TASK DESCRIPTION → The entries below should be output exactly as written.

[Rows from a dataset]
---
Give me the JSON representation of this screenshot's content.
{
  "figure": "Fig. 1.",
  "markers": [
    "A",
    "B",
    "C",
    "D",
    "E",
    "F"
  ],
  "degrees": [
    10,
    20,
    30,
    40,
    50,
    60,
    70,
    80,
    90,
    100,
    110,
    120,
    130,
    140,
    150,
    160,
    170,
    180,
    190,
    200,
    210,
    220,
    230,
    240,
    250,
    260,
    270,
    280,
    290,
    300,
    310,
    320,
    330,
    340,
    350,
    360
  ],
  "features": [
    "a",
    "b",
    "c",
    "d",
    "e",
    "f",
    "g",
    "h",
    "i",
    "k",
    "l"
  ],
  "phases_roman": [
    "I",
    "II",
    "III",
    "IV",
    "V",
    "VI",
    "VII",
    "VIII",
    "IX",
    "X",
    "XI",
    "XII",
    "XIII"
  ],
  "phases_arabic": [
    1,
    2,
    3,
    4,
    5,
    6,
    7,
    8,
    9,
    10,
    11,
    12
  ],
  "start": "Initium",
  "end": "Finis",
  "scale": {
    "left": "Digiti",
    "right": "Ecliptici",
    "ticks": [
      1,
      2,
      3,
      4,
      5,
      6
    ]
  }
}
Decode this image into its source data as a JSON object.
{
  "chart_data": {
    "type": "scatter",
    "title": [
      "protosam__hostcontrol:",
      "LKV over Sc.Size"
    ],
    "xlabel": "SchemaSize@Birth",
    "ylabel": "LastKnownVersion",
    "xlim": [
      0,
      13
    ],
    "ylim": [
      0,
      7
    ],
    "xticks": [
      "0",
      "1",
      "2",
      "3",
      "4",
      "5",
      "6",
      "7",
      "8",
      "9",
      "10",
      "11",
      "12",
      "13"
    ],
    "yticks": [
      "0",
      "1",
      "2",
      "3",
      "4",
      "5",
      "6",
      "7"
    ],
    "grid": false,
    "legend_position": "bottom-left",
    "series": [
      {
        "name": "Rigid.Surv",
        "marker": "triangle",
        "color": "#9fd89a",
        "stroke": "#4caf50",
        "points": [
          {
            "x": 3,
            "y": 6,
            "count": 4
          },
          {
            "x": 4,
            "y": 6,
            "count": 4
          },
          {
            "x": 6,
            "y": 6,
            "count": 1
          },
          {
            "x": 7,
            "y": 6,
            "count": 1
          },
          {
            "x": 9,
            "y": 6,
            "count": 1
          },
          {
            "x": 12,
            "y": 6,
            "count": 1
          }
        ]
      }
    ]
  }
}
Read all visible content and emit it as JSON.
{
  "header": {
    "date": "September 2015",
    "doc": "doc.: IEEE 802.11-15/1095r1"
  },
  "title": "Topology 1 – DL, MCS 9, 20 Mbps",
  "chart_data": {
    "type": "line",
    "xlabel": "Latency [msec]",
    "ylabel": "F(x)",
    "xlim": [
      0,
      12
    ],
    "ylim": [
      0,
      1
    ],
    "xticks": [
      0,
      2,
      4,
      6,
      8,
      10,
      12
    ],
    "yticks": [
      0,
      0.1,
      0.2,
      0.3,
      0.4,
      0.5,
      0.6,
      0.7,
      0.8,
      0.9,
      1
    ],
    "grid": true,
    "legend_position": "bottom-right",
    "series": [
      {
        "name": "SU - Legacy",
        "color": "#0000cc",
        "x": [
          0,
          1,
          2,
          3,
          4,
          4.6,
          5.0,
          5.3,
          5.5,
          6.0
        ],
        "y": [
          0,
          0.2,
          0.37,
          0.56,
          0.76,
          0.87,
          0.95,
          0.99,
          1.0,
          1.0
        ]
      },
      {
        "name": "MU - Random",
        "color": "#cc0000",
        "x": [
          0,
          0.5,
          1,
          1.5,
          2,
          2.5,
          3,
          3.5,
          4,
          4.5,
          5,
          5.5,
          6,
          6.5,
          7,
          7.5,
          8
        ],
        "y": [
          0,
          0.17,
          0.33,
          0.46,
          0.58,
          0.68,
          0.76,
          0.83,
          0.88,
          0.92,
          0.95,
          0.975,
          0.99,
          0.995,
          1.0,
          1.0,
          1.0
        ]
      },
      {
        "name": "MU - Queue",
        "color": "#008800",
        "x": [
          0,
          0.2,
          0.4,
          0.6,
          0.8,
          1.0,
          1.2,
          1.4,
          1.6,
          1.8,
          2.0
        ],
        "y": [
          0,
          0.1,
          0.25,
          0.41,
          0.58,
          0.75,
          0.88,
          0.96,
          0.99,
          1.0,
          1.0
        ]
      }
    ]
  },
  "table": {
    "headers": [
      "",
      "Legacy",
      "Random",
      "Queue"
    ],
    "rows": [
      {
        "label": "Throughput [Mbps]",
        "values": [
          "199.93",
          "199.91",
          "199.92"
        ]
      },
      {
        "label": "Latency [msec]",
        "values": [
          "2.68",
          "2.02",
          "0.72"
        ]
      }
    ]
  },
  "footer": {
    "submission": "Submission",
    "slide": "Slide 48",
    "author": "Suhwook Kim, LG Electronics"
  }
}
---
CORRECT OUTPUT →
Give me the JSON representation of this screenshot's content.
{
  "figure": "Fig. 1.",
  "markers": [
    "A",
    "B",
    "C",
    "D",
    "E",
    "F"
  ],
  "degrees": [
    10,
    20,
    30,
    40,
    50,
    60,
    70,
    80,
    90,
    100,
    110,
    120,
    130,
    140,
    150,
    160,
    170,
    180,
    190,
    200,
    210,
    220,
    230,
    240,
    250,
    260,
    270,
    280,
    290,
    300,
    310,
    320,
    330,
    340,
    350,
    360
  ],
  "features": [
    "a",
    "b",
    "c",
    "d",
    "e",
    "f",
    "g",
    "h",
    "i",
    "k",
    "l"
  ],
  "phases_roman": [
    "I",
    "II",
    "III",
    "IV",
    "V",
    "VI",
    "VII",
    "VIII",
    "IX",
    "X",
    "XI",
    "XII",
    "XIII"
  ],
  "phases_arabic": [
    1,
    2,
    3,
    4,
    5,
    6,
    7,
    8,
    9,
    10,
    11,
    12
  ],
  "start": "Initium",
  "end": "Finis",
  "scale": {
    "left": "Digiti",
    "right": "Ecliptici",
    "ticks": [
      1,
      2,
      3,
      4,
      5,
      6
    ]
  }
}
Decode this image into its source data as a JSON object.
{
  "chart_data": {
    "type": "scatter",
    "title": [
      "protosam__hostcontrol:",
      "LKV over Sc.Size"
    ],
    "xlabel": "SchemaSize@Birth",
    "ylabel": "LastKnownVersion",
    "xlim": [
      0,
      13
    ],
    "ylim": [
      0,
      7
    ],
    "xticks": [
      "0",
      "1",
      "2",
      "3",
      "4",
      "5",
      "6",
      "7",
      "8",
      "9",
      "10",
      "11",
      "12",
      "13"
    ],
    "yticks": [
      "0",
      "1",
      "2",
      "3",
      "4",
      "5",
      "6",
      "7"
    ],
    "grid": false,
    "legend_position": "bottom-left",
    "series": [
      {
        "name": "Rigid.Surv",
        "marker": "triangle",
        "color": "#9fd89a",
        "stroke": "#4caf50",
        "points": [
          {
            "x": 3,
            "y": 6,
            "count": 4
          },
          {
            "x": 4,
            "y": 6,
            "count": 4
          },
          {
            "x": 6,
            "y": 6,
            "count": 1
          },
          {
            "x": 7,
            "y": 6,
            "count": 1
          },
          {
            "x": 9,
            "y": 6,
            "count": 1
          },
          {
            "x": 12,
            "y": 6,
            "count": 1
          }
        ]
      }
    ]
  }
}
Read all visible content and emit it as JSON.
{
  "header": {
    "date": "September 2015",
    "doc": "doc.: IEEE 802.11-15/1095r1"
  },
  "title": "Topology 1 – DL, MCS 9, 20 Mbps",
  "chart_data": {
    "type": "line",
    "xlabel": "Latency [msec]",
    "ylabel": "F(x)",
    "xlim": [
      0,
      12
    ],
    "ylim": [
      0,
      1
    ],
    "xticks": [
      0,
      2,
      4,
      6,
      8,
      10,
      12
    ],
    "yticks": [
      0,
      0.1,
      0.2,
      0.3,
      0.4,
      0.5,
      0.6,
      0.7,
      0.8,
      0.9,
      1
    ],
    "grid": true,
    "legend_position": "bottom-right",
    "series": [
      {
        "name": "SU - Legacy",
        "color": "#0000cc",
        "x": [
          0,
          1,
          2,
          3,
          4,
          4.6,
          5.0,
          5.3,
          5.5,
          6.0
        ],
        "y": [
          0,
          0.2,
          0.37,
          0.56,
          0.76,
          0.87,
          0.95,
          0.99,
          1.0,
          1.0
        ]
      },
      {
        "name": "MU - Random",
        "color": "#cc0000",
        "x": [
          0,
          0.5,
          1,
          1.5,
          2,
          2.5,
          3,
          3.5,
          4,
          4.5,
          5,
          5.5,
          6,
          6.5,
          7,
          7.5,
          8
        ],
        "y": [
          0,
          0.17,
          0.33,
          0.46,
          0.58,
          0.68,
          0.76,
          0.83,
          0.88,
          0.92,
          0.95,
          0.975,
          0.99,
          0.995,
          1.0,
          1.0,
          1.0
        ]
      },
      {
        "name": "MU - Queue",
        "color": "#008800",
        "x": [
          0,
          0.2,
          0.4,
          0.6,
          0.8,
          1.0,
          1.2,
          1.4,
          1.6,
          1.8,
          2.0
        ],
        "y": [
          0,
          0.1,
          0.25,
          0.41,
          0.58,
          0.75,
          0.88,
          0.96,
          0.99,
          1.0,
          1.0
        ]
      }
    ]
  },
  "table": {
    "headers": [
      "",
      "Legacy",
      "Random",
      "Queue"
    ],
    "rows": [
      {
        "label": "Throughput [Mbps]",
        "values": [
          "199.93",
          "199.91",
          "199.92"
        ]
      },
      {
        "label": "Latency [msec]",
        "values": [
          "2.68",
          "2.02",
          "0.72"
        ]
      }
    ]
  },
  "footer": {
    "submission": "Submission",
    "slide": "Slide 48",
    "author": "Suhwook Kim, LG Electronics"
  }
}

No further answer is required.